=== Directions ===
Would you pull out every line of the material that contains the string "rhythm"?

::: Source data

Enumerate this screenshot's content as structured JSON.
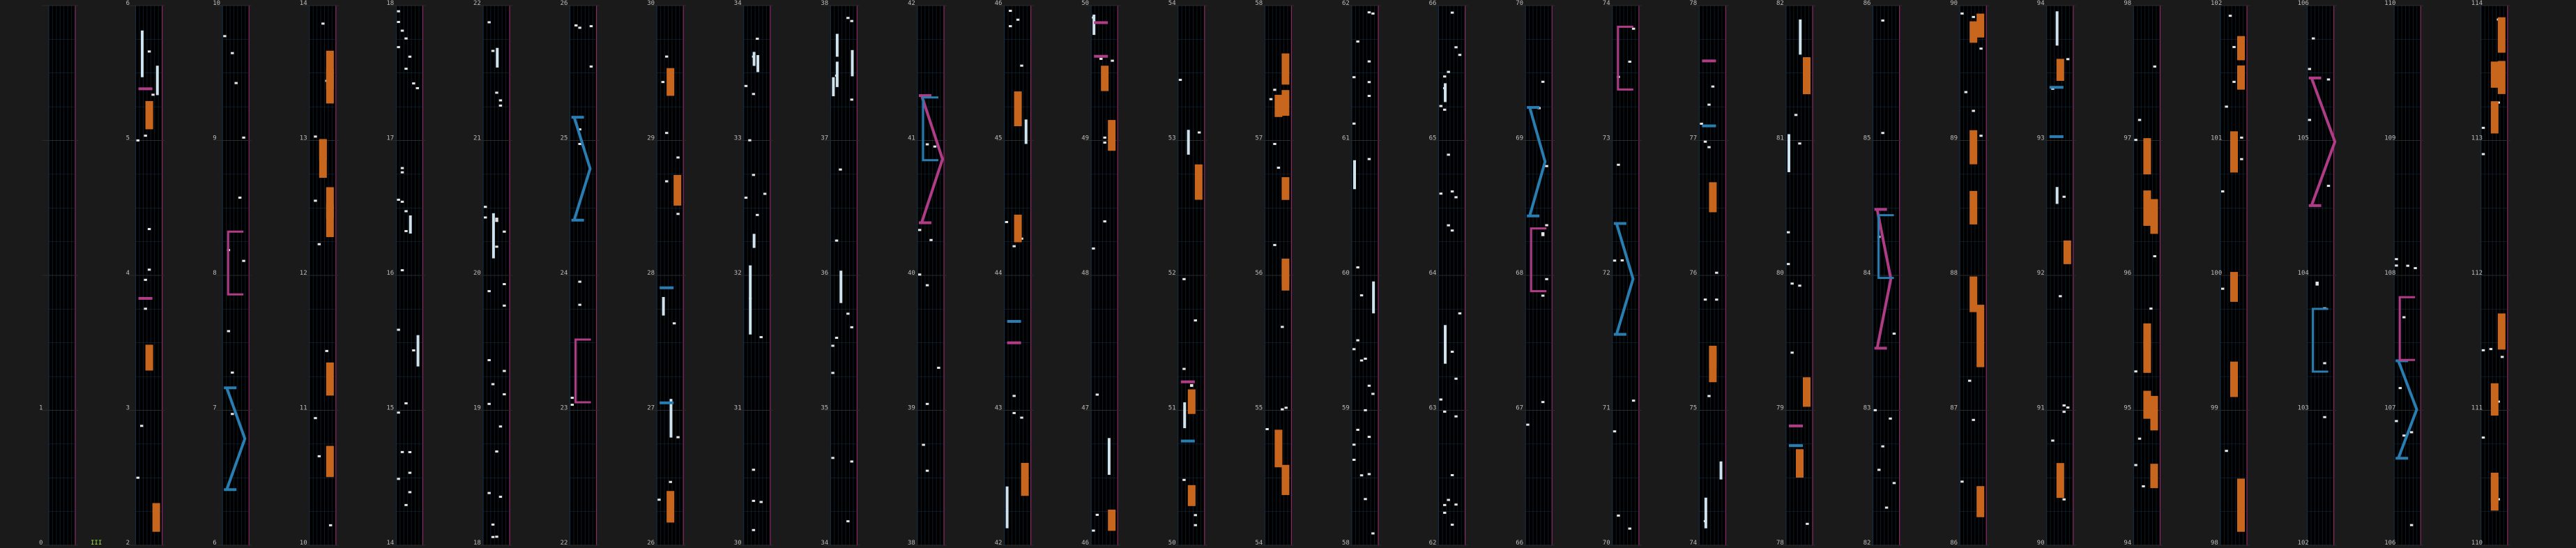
{
  "app": "rhythm-chart-preview",
  "theme": {
    "background": "#1a1a1a",
    "lane_bg": "#000000",
    "beat_line": "#15324c",
    "row_line": "#2a2a2a",
    "right_border": "#8a2a6a",
    "tap_note": "#e6e6e6",
    "hold_note": "#cfe3ef",
    "flick_orange": "#c8661e",
    "slide_blue": "#2a7db0",
    "slide_pink": "#b03c86",
    "start_marker": "#9be84a"
  },
  "chart_data": {
    "type": "rhythm-game-chart",
    "bpm_marker": "III",
    "measures_per_column": 4,
    "total_measures": 118,
    "columns": [
      {
        "measures": [
          0,
          1,
          2,
          3
        ],
        "measure_labels": [
          "0",
          "1",
          "2",
          "3"
        ],
        "labels_shown": [
          true,
          true,
          false,
          false
        ],
        "pattern": "empty"
      },
      {
        "measures": [
          2,
          3,
          4,
          5,
          6
        ],
        "measure_labels": [
          "2",
          "3",
          "4",
          "5",
          "6"
        ],
        "pattern": "mixed"
      },
      {
        "measures": [
          6,
          7,
          8,
          9,
          10
        ],
        "measure_labels": [
          "6",
          "7",
          "8",
          "9",
          "10"
        ],
        "pattern": "slide"
      },
      {
        "measures": [
          10,
          11,
          12,
          13,
          14
        ],
        "measure_labels": [
          "10",
          "11",
          "12",
          "13",
          "14"
        ],
        "pattern": "flick"
      },
      {
        "measures": [
          14,
          15,
          16,
          17,
          18
        ],
        "measure_labels": [
          "14",
          "15",
          "16",
          "17",
          "18"
        ],
        "pattern": "tap"
      },
      {
        "measures": [
          18,
          19,
          20,
          21,
          22
        ],
        "measure_labels": [
          "18",
          "19",
          "20",
          "21",
          "22"
        ],
        "pattern": "tap"
      },
      {
        "measures": [
          22,
          23,
          24,
          25,
          26
        ],
        "measure_labels": [
          "22",
          "23",
          "24",
          "25",
          "26"
        ],
        "pattern": "slide"
      },
      {
        "measures": [
          26,
          27,
          28,
          29,
          30
        ],
        "measure_labels": [
          "26",
          "27",
          "28",
          "29",
          "30"
        ],
        "pattern": "mixed"
      },
      {
        "measures": [
          30,
          31,
          32,
          33,
          34
        ],
        "measure_labels": [
          "30",
          "31",
          "32",
          "33",
          "34"
        ],
        "pattern": "hold"
      },
      {
        "measures": [
          34,
          35,
          36,
          37,
          38
        ],
        "measure_labels": [
          "34",
          "35",
          "36",
          "37",
          "38"
        ],
        "pattern": "hold"
      },
      {
        "measures": [
          38,
          39,
          40,
          41,
          42
        ],
        "measure_labels": [
          "38",
          "39",
          "40",
          "41",
          "42"
        ],
        "pattern": "slide"
      },
      {
        "measures": [
          42,
          43,
          44,
          45,
          46
        ],
        "measure_labels": [
          "42",
          "43",
          "44",
          "45",
          "46"
        ],
        "pattern": "mixed"
      },
      {
        "measures": [
          46,
          47,
          48,
          49,
          50
        ],
        "measure_labels": [
          "46",
          "47",
          "48",
          "49",
          "50"
        ],
        "pattern": "mixed"
      },
      {
        "measures": [
          50,
          51,
          52,
          53,
          54
        ],
        "measure_labels": [
          "50",
          "51",
          "52",
          "53",
          "54"
        ],
        "pattern": "mixed"
      },
      {
        "measures": [
          54,
          55,
          56,
          57,
          58
        ],
        "measure_labels": [
          "54",
          "55",
          "56",
          "57",
          "58"
        ],
        "pattern": "flick"
      },
      {
        "measures": [
          58,
          59,
          60,
          61,
          62
        ],
        "measure_labels": [
          "58",
          "59",
          "60",
          "61",
          "62"
        ],
        "pattern": "tap"
      },
      {
        "measures": [
          62,
          63,
          64,
          65,
          66
        ],
        "measure_labels": [
          "62",
          "63",
          "64",
          "65",
          "66"
        ],
        "pattern": "tap"
      },
      {
        "measures": [
          66,
          67,
          68,
          69,
          70
        ],
        "measure_labels": [
          "66",
          "67",
          "68",
          "69",
          "70"
        ],
        "pattern": "slide"
      },
      {
        "measures": [
          70,
          71,
          72,
          73,
          74
        ],
        "measure_labels": [
          "70",
          "71",
          "72",
          "73",
          "74"
        ],
        "pattern": "slide"
      },
      {
        "measures": [
          74,
          75,
          76,
          77,
          78
        ],
        "measure_labels": [
          "74",
          "75",
          "76",
          "77",
          "78"
        ],
        "pattern": "mixed"
      },
      {
        "measures": [
          78,
          79,
          80,
          81,
          82
        ],
        "measure_labels": [
          "78",
          "79",
          "80",
          "81",
          "82"
        ],
        "pattern": "mixed"
      },
      {
        "measures": [
          82,
          83,
          84,
          85,
          86
        ],
        "measure_labels": [
          "82",
          "83",
          "84",
          "85",
          "86"
        ],
        "pattern": "slide"
      },
      {
        "measures": [
          86,
          87,
          88,
          89,
          90
        ],
        "measure_labels": [
          "86",
          "87",
          "88",
          "89",
          "90"
        ],
        "pattern": "flick"
      },
      {
        "measures": [
          90,
          91,
          92,
          93,
          94
        ],
        "measure_labels": [
          "90",
          "91",
          "92",
          "93",
          "94"
        ],
        "pattern": "mixed"
      },
      {
        "measures": [
          94,
          95,
          96,
          97,
          98
        ],
        "measure_labels": [
          "94",
          "95",
          "96",
          "97",
          "98"
        ],
        "pattern": "flick"
      },
      {
        "measures": [
          98,
          99,
          100,
          101,
          102
        ],
        "measure_labels": [
          "98",
          "99",
          "100",
          "101",
          "102"
        ],
        "pattern": "flick"
      },
      {
        "measures": [
          102,
          103,
          104,
          105,
          106
        ],
        "measure_labels": [
          "102",
          "103",
          "104",
          "105",
          "106"
        ],
        "pattern": "slide"
      },
      {
        "measures": [
          106,
          107,
          108,
          109,
          110
        ],
        "measure_labels": [
          "106",
          "107",
          "108",
          "109",
          "110"
        ],
        "pattern": "slide"
      },
      {
        "measures": [
          110,
          111,
          112,
          113,
          114
        ],
        "measure_labels": [
          "110",
          "111",
          "112",
          "113",
          "114"
        ],
        "pattern": "flick"
      }
    ]
  }
}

::::::

=== Task answer ===
  "app": "rhythm-chart-preview",
    "type": "rhythm-game-chart",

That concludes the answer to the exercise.